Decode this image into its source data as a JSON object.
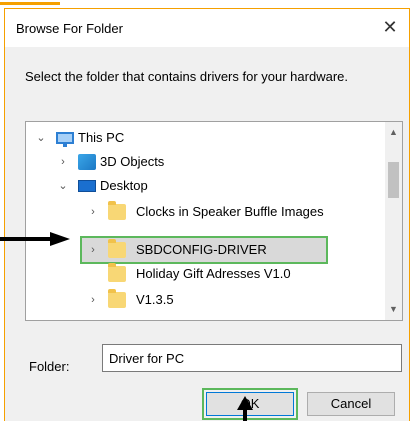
{
  "window": {
    "title": "Browse For Folder",
    "close_symbol": "✕"
  },
  "instruction": "Select the folder that contains drivers for your hardware.",
  "tree": {
    "items": [
      {
        "label": "This PC",
        "icon": "computer-icon",
        "expanded": true
      },
      {
        "label": "3D Objects",
        "icon": "3d-objects-icon",
        "expanded": false
      },
      {
        "label": "Desktop",
        "icon": "desktop-icon",
        "expanded": true
      },
      {
        "label": "Clocks in Speaker Buffle Images",
        "icon": "folder-icon",
        "expanded": false
      },
      {
        "label": "SBDCONFIG-DRIVER",
        "icon": "folder-icon",
        "expanded": false,
        "selected": true
      },
      {
        "label": "Holiday Gift Adresses V1.0",
        "icon": "folder-icon",
        "expanded": false
      },
      {
        "label": "V1.3.5",
        "icon": "folder-icon",
        "expanded": false
      }
    ]
  },
  "folder": {
    "label": "Folder:",
    "value": "Driver for PC"
  },
  "buttons": {
    "ok": "OK",
    "cancel": "Cancel"
  },
  "colors": {
    "highlight_box": "#5cb85c",
    "arrow": "#000000",
    "window_border": "#f5a000"
  }
}
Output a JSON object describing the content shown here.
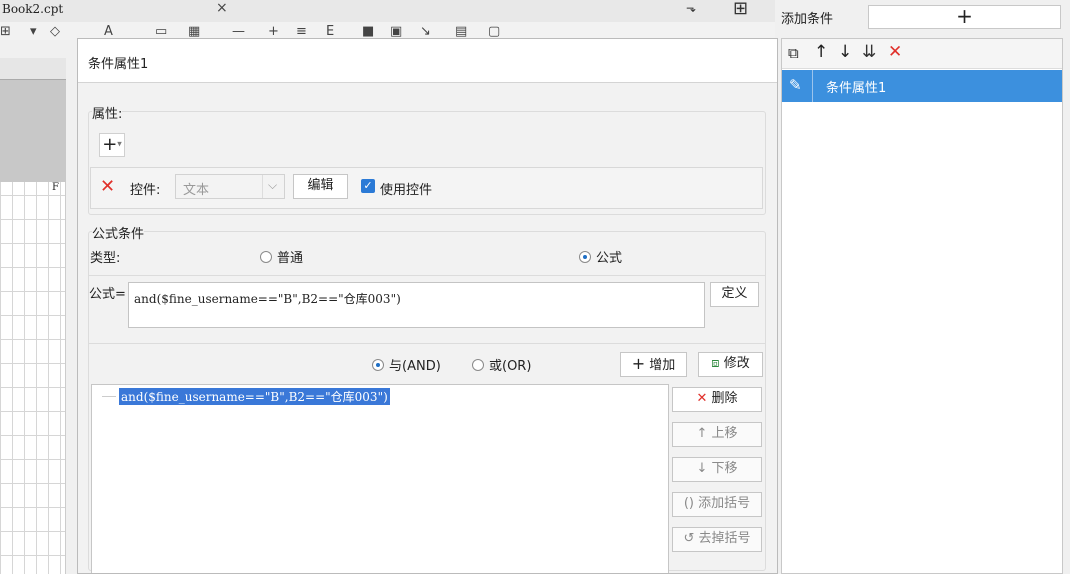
{
  "background": {
    "tab_title": "Book2.cpt",
    "tab_close": "×",
    "pin_glyph": "⬎",
    "layout_glyph": "⊞",
    "toolbar_glyphs": [
      "⊞",
      "▾",
      "◇",
      "A",
      "▭",
      "▦",
      "—",
      "+",
      "≡",
      "E",
      "■",
      "▣",
      "↘",
      "▤",
      "▢"
    ],
    "column_header": "F"
  },
  "right_panel": {
    "add_condition_label": "添加条件",
    "add_condition_button": "+",
    "tools": {
      "copy": "⧉",
      "move_up": "↑",
      "move_down": "↓",
      "move_bottom": "⇊",
      "delete": "✕"
    },
    "items": [
      {
        "label": "条件属性1",
        "icon": "pencil-icon",
        "selected": true
      }
    ],
    "selected_color": "#3c90de"
  },
  "dialog": {
    "title": "条件属性1",
    "properties": {
      "legend": "属性:",
      "add_button": "+",
      "add_dropdown": "▾",
      "remove_glyph": "✕",
      "control_label": "控件:",
      "control_select_value": "文本",
      "edit_button": "编辑",
      "use_control_checked": true,
      "use_control_label": "使用控件"
    },
    "formula_condition": {
      "legend": "公式条件",
      "type_label": "类型:",
      "option_normal": "普通",
      "option_formula": "公式",
      "selected_type": "公式",
      "formula_label": "公式=",
      "formula_value": "and($fine_username==\"B\",B2==\"仓库003\")",
      "define_button": "定义"
    },
    "logic": {
      "and_label": "与(AND)",
      "or_label": "或(OR)",
      "selected": "and",
      "add_button": "增加",
      "add_glyph": "+",
      "modify_button": "修改",
      "modify_glyph": "⧈"
    },
    "condition_list": [
      "and($fine_username==\"B\",B2==\"仓库003\")"
    ],
    "side_buttons": {
      "delete": "删除",
      "delete_glyph": "✕",
      "move_up": "上移",
      "move_up_glyph": "↑",
      "move_down": "下移",
      "move_down_glyph": "↓",
      "add_parens": "添加括号",
      "add_parens_glyph": "()",
      "remove_parens": "去掉括号",
      "remove_parens_glyph": "↺"
    },
    "accent_color": "#1f6fc5",
    "delete_color": "#e0302a"
  }
}
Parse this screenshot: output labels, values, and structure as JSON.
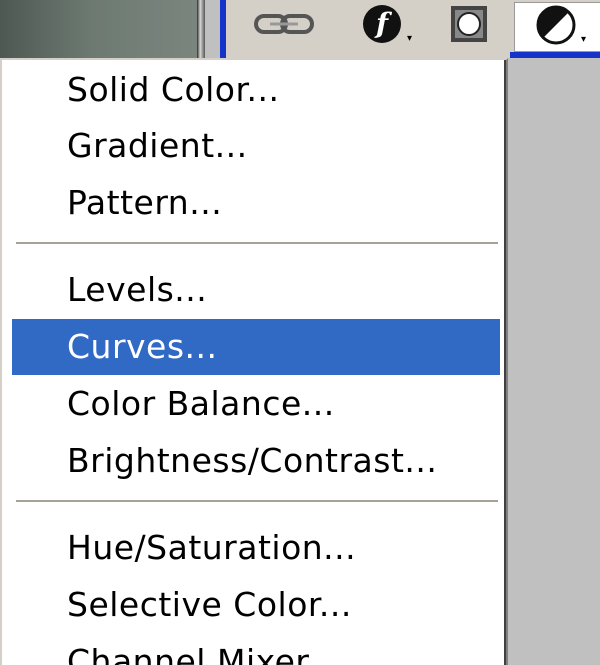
{
  "toolbar": {
    "buttons": [
      {
        "name": "link-layers",
        "icon": "link-icon"
      },
      {
        "name": "add-layer-style",
        "icon": "fx-icon",
        "label": "f"
      },
      {
        "name": "add-layer-mask",
        "icon": "mask-icon"
      },
      {
        "name": "new-fill-adjustment-layer",
        "icon": "half-circle-icon"
      }
    ],
    "accent_color": "#1533c8"
  },
  "menu": {
    "highlight_color": "#316ac5",
    "groups": [
      {
        "items": [
          {
            "label": "Solid Color..."
          },
          {
            "label": "Gradient..."
          },
          {
            "label": "Pattern..."
          }
        ]
      },
      {
        "items": [
          {
            "label": "Levels..."
          },
          {
            "label": "Curves...",
            "highlighted": true
          },
          {
            "label": "Color Balance..."
          },
          {
            "label": "Brightness/Contrast..."
          }
        ]
      },
      {
        "items": [
          {
            "label": "Hue/Saturation..."
          },
          {
            "label": "Selective Color..."
          },
          {
            "label": "Channel Mixer..."
          }
        ]
      }
    ]
  }
}
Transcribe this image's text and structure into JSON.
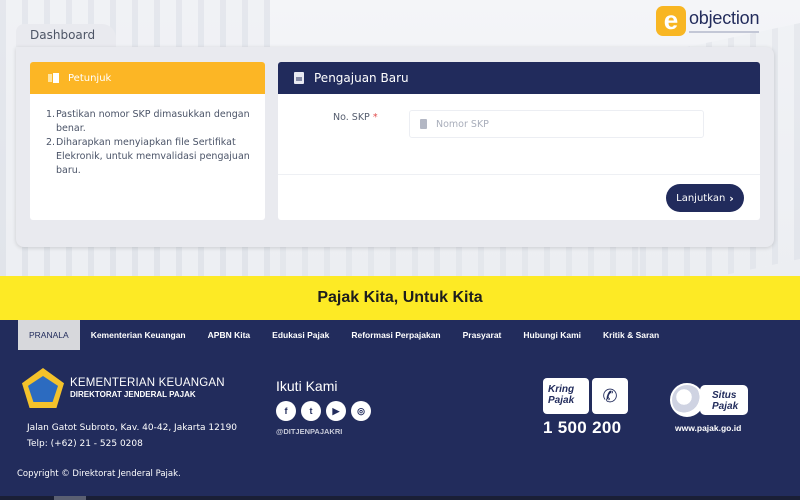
{
  "logo": {
    "badge_letter": "e",
    "word": "objection"
  },
  "dashboard": {
    "tab_label": "Dashboard"
  },
  "help_card": {
    "title": "Petunjuk",
    "items": [
      {
        "num": "1.",
        "text": "Pastikan nomor SKP dimasukkan dengan benar."
      },
      {
        "num": "2.",
        "text": "Diharapkan menyiapkan file Sertifikat Elekronik, untuk memvalidasi pengajuan baru."
      }
    ]
  },
  "form_card": {
    "title": "Pengajuan Baru",
    "skp_label": "No. SKP",
    "required_mark": "*",
    "skp_placeholder": "Nomor SKP",
    "skp_value": "",
    "submit_label": "Lanjutkan",
    "submit_icon": "›"
  },
  "banner": {
    "text": "Pajak Kita, Untuk Kita"
  },
  "footer": {
    "nav": [
      {
        "label": "PRANALA",
        "active": true
      },
      {
        "label": "Kementerian Keuangan"
      },
      {
        "label": "APBN Kita"
      },
      {
        "label": "Edukasi Pajak"
      },
      {
        "label": "Reformasi Perpajakan"
      },
      {
        "label": "Prasyarat"
      },
      {
        "label": "Hubungi Kami"
      },
      {
        "label": "Kritik & Saran"
      }
    ],
    "org": {
      "line1": "KEMENTERIAN KEUANGAN",
      "line2": "DIREKTORAT JENDERAL PAJAK",
      "address": "Jalan Gatot Subroto, Kav. 40-42, Jakarta 12190",
      "phone": "Telp: (+62) 21 - 525 0208"
    },
    "follow": {
      "title": "Ikuti Kami",
      "icons": [
        {
          "name": "facebook-icon",
          "glyph": "f"
        },
        {
          "name": "twitter-icon",
          "glyph": "t"
        },
        {
          "name": "youtube-icon",
          "glyph": "▶"
        },
        {
          "name": "instagram-icon",
          "glyph": "◎"
        }
      ],
      "handle": "@DITJENPAJAKRI"
    },
    "kring_pajak": {
      "label_line1": "Kring",
      "label_line2": "Pajak",
      "phone_icon": "✆",
      "number": "1 500 200"
    },
    "situs_pajak": {
      "label_line1": "Situs",
      "label_line2": "Pajak",
      "url": "www.pajak.go.id"
    },
    "copyright": "Copyright ©  Direktorat Jenderal Pajak."
  },
  "colors": {
    "navy": "#222c5c",
    "amber": "#fcb625",
    "yellow": "#fdea25"
  }
}
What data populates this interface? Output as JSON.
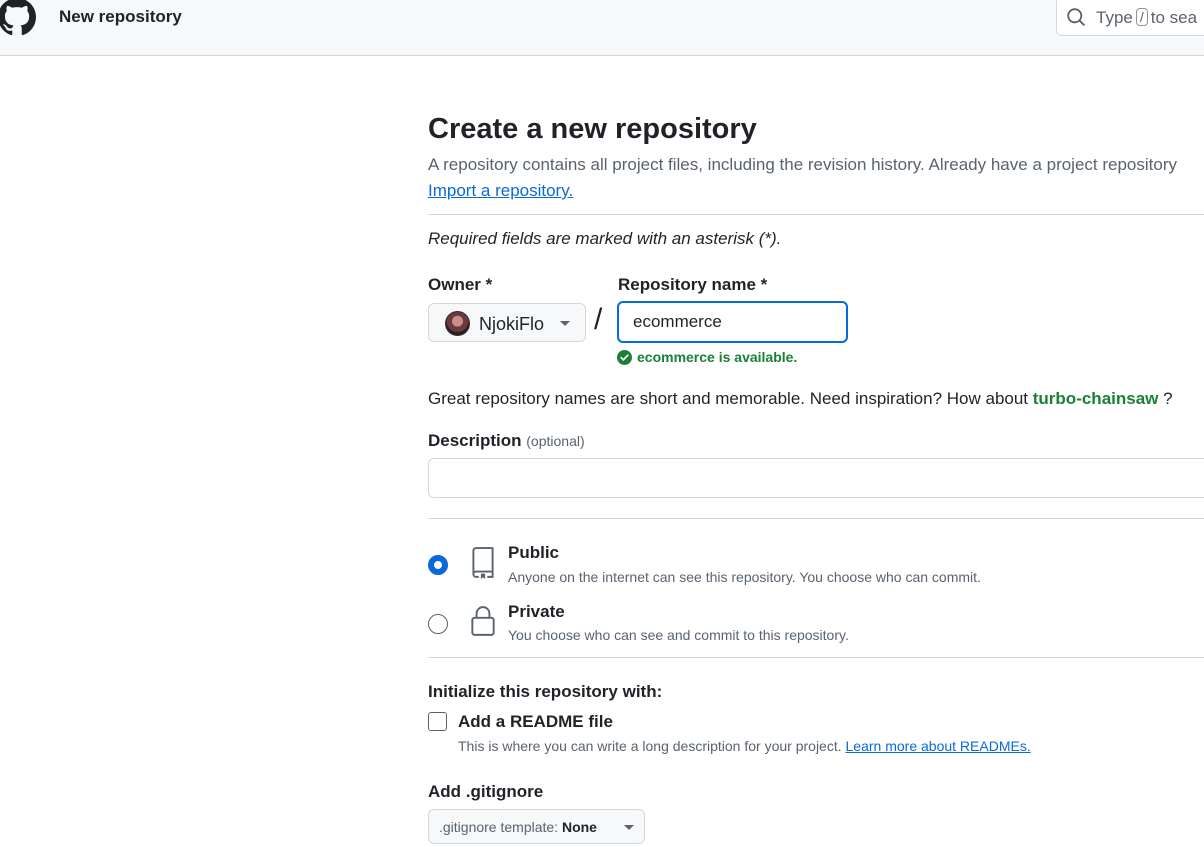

========================

[Exercise objective]
State how many lines of the data include the word "text", with nothing else.

[Exercise response]
4